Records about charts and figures
· · · · · · ·

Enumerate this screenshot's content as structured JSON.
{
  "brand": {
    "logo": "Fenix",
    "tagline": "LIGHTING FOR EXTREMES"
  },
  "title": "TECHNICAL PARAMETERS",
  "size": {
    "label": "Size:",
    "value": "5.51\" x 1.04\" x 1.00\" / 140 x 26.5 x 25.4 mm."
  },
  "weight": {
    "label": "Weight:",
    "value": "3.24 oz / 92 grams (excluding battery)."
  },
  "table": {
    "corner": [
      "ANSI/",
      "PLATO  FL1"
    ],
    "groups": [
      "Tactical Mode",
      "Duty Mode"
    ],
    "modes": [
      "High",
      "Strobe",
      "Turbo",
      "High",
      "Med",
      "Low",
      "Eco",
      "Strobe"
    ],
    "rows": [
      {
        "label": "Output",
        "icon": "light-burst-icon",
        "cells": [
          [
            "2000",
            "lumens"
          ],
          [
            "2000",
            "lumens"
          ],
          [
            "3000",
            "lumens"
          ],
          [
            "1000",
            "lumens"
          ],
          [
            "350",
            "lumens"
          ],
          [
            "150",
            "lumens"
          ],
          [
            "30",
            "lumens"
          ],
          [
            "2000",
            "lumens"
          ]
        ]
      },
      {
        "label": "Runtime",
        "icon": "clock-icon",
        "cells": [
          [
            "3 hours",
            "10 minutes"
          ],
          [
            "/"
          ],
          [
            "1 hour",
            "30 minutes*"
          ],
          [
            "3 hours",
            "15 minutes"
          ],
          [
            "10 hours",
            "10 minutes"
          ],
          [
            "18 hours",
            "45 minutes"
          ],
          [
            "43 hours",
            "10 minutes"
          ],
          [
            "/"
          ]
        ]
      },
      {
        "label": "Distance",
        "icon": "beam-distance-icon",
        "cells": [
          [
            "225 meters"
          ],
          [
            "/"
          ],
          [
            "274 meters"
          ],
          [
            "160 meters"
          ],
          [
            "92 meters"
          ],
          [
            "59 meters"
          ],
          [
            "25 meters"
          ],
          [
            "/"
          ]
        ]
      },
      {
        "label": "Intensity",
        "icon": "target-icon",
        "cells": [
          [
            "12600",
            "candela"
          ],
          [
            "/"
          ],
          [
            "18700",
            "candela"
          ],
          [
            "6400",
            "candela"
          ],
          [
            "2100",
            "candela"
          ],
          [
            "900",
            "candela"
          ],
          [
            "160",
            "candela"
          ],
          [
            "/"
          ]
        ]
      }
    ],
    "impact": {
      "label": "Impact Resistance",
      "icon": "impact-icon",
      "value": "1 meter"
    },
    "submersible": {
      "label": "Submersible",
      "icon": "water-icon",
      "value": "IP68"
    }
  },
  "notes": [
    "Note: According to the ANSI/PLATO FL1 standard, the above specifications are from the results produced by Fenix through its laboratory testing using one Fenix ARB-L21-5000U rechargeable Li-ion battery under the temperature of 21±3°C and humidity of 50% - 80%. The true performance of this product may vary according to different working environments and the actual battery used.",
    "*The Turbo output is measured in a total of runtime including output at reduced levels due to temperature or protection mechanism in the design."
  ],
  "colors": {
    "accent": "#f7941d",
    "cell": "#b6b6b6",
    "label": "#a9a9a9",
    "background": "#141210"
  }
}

· · · · · · ·

_What you need to do_
Retype all the material above precisely, with no line left out.

_Written answer_
Enumerate this screenshot's content as structured JSON.
{
  "brand": {
    "logo": "Fenix",
    "tagline": "LIGHTING FOR EXTREMES"
  },
  "title": "TECHNICAL PARAMETERS",
  "size": {
    "label": "Size:",
    "value": "5.51\" x 1.04\" x 1.00\" / 140 x 26.5 x 25.4 mm."
  },
  "weight": {
    "label": "Weight:",
    "value": "3.24 oz / 92 grams (excluding battery)."
  },
  "table": {
    "corner": [
      "ANSI/",
      "PLATO  FL1"
    ],
    "groups": [
      "Tactical Mode",
      "Duty Mode"
    ],
    "modes": [
      "High",
      "Strobe",
      "Turbo",
      "High",
      "Med",
      "Low",
      "Eco",
      "Strobe"
    ],
    "rows": [
      {
        "label": "Output",
        "icon": "light-burst-icon",
        "cells": [
          [
            "2000",
            "lumens"
          ],
          [
            "2000",
            "lumens"
          ],
          [
            "3000",
            "lumens"
          ],
          [
            "1000",
            "lumens"
          ],
          [
            "350",
            "lumens"
          ],
          [
            "150",
            "lumens"
          ],
          [
            "30",
            "lumens"
          ],
          [
            "2000",
            "lumens"
          ]
        ]
      },
      {
        "label": "Runtime",
        "icon": "clock-icon",
        "cells": [
          [
            "3 hours",
            "10 minutes"
          ],
          [
            "/"
          ],
          [
            "1 hour",
            "30 minutes*"
          ],
          [
            "3 hours",
            "15 minutes"
          ],
          [
            "10 hours",
            "10 minutes"
          ],
          [
            "18 hours",
            "45 minutes"
          ],
          [
            "43 hours",
            "10 minutes"
          ],
          [
            "/"
          ]
        ]
      },
      {
        "label": "Distance",
        "icon": "beam-distance-icon",
        "cells": [
          [
            "225 meters"
          ],
          [
            "/"
          ],
          [
            "274 meters"
          ],
          [
            "160 meters"
          ],
          [
            "92 meters"
          ],
          [
            "59 meters"
          ],
          [
            "25 meters"
          ],
          [
            "/"
          ]
        ]
      },
      {
        "label": "Intensity",
        "icon": "target-icon",
        "cells": [
          [
            "12600",
            "candela"
          ],
          [
            "/"
          ],
          [
            "18700",
            "candela"
          ],
          [
            "6400",
            "candela"
          ],
          [
            "2100",
            "candela"
          ],
          [
            "900",
            "candela"
          ],
          [
            "160",
            "candela"
          ],
          [
            "/"
          ]
        ]
      }
    ],
    "impact": {
      "label": "Impact Resistance",
      "icon": "impact-icon",
      "value": "1 meter"
    },
    "submersible": {
      "label": "Submersible",
      "icon": "water-icon",
      "value": "IP68"
    }
  },
  "notes": [
    "Note: According to the ANSI/PLATO FL1 standard, the above specifications are from the results produced by Fenix through its laboratory testing using one Fenix ARB-L21-5000U rechargeable Li-ion battery under the temperature of 21±3°C and humidity of 50% - 80%. The true performance of this product may vary according to different working environments and the actual battery used.",
    "*The Turbo output is measured in a total of runtime including output at reduced levels due to temperature or protection mechanism in the design."
  ],
  "colors": {
    "accent": "#f7941d",
    "cell": "#b6b6b6",
    "label": "#a9a9a9",
    "background": "#141210"
  }
}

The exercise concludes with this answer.